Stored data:
################
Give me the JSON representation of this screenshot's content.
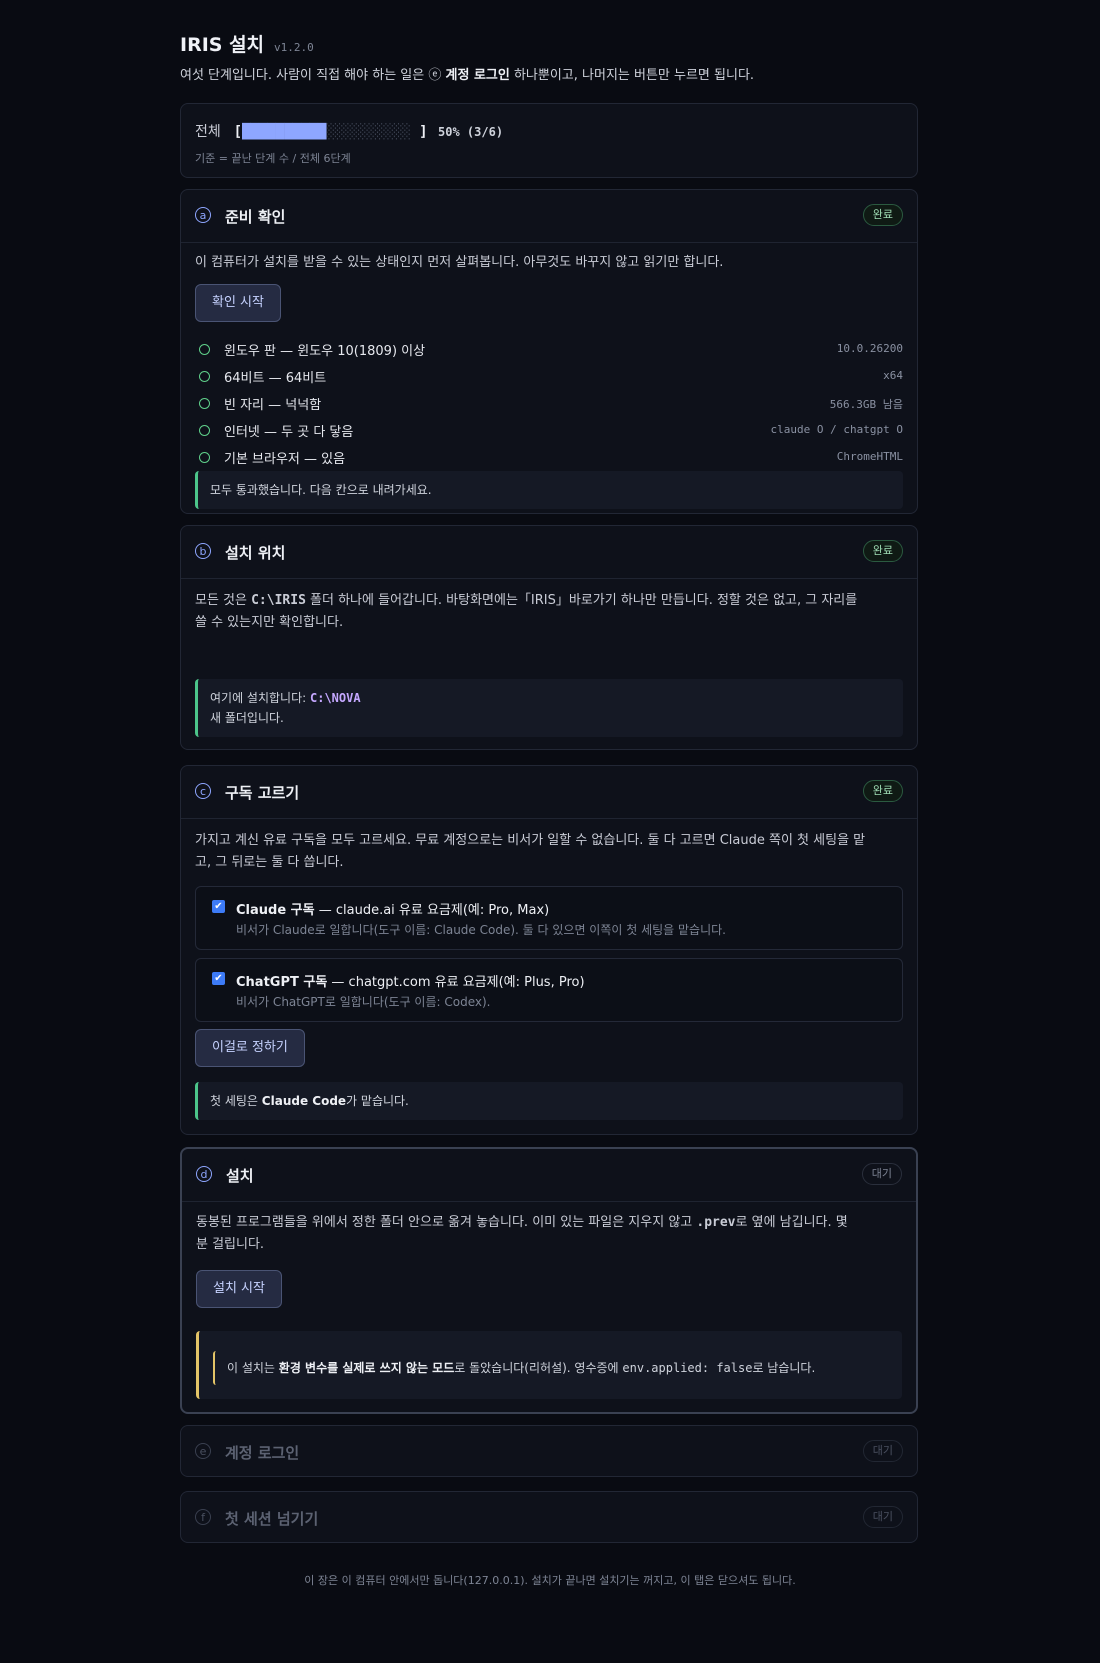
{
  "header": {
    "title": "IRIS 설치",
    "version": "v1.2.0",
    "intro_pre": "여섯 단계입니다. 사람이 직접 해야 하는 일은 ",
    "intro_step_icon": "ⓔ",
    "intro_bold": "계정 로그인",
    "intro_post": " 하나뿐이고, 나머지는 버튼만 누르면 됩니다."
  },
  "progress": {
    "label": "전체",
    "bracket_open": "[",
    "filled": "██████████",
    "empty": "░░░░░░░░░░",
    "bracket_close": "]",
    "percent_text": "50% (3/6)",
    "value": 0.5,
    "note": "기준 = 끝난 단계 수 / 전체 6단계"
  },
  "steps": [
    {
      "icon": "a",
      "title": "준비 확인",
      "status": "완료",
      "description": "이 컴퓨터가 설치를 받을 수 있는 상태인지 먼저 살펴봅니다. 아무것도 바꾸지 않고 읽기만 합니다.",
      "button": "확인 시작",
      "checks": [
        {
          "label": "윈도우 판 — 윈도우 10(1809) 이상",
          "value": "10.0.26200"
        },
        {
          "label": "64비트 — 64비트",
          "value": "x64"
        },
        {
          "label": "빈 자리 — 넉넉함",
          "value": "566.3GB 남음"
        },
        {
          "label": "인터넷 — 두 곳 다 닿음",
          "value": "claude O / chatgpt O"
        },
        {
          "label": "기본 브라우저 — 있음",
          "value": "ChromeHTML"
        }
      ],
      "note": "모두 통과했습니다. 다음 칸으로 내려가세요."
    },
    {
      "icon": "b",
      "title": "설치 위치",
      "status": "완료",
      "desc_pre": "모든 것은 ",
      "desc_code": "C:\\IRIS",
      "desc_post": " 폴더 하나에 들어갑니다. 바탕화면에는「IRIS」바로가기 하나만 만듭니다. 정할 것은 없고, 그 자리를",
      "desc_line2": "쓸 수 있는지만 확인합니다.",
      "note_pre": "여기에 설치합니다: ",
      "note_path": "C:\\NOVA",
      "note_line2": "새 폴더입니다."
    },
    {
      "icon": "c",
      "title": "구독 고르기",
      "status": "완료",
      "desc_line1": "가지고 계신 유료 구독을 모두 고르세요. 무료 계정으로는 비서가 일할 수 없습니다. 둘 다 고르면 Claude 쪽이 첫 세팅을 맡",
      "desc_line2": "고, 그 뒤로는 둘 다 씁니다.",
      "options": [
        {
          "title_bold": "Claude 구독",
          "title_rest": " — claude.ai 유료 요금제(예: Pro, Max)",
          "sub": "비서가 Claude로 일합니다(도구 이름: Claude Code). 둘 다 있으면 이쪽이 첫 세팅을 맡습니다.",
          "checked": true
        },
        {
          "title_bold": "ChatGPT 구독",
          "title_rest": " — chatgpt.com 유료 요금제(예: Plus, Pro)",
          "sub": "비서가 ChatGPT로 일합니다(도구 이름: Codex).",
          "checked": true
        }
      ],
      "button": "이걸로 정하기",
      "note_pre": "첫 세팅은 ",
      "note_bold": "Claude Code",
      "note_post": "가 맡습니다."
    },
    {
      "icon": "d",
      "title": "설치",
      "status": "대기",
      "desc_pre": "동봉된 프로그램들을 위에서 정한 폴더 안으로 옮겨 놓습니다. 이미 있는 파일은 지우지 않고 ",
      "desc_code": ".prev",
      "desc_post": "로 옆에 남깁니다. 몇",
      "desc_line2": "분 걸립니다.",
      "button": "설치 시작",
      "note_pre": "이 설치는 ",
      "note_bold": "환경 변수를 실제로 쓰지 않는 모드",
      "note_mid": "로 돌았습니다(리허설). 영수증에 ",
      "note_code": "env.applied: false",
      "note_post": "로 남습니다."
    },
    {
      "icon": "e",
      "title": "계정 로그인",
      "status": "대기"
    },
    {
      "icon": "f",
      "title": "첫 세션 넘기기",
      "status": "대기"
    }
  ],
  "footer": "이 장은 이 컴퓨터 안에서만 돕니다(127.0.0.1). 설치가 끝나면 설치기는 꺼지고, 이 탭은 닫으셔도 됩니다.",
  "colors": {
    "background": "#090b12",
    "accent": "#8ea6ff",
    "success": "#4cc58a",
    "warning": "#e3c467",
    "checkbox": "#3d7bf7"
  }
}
################
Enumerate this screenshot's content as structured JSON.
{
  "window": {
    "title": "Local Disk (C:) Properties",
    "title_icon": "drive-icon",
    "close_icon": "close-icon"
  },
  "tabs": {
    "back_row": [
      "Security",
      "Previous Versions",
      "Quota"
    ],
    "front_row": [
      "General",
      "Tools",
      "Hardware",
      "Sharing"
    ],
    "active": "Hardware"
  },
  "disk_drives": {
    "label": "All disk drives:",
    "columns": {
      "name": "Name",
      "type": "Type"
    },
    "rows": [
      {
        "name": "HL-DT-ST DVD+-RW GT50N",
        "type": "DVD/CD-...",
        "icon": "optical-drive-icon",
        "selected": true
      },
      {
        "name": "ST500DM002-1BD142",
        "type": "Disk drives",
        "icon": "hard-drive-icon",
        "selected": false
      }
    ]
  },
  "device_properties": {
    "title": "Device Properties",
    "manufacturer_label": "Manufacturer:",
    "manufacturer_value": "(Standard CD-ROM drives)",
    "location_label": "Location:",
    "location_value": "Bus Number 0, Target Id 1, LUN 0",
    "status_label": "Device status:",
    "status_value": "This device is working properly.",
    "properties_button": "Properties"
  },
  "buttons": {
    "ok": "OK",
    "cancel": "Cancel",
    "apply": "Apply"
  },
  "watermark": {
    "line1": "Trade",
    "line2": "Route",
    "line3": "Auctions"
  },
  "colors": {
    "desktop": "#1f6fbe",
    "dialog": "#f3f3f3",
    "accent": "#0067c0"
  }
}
################
Task instructions
Check each line of the records for the word "false" and extract those that contain it.

Answer
      "note_code": "env.applied: false",
        "selected": false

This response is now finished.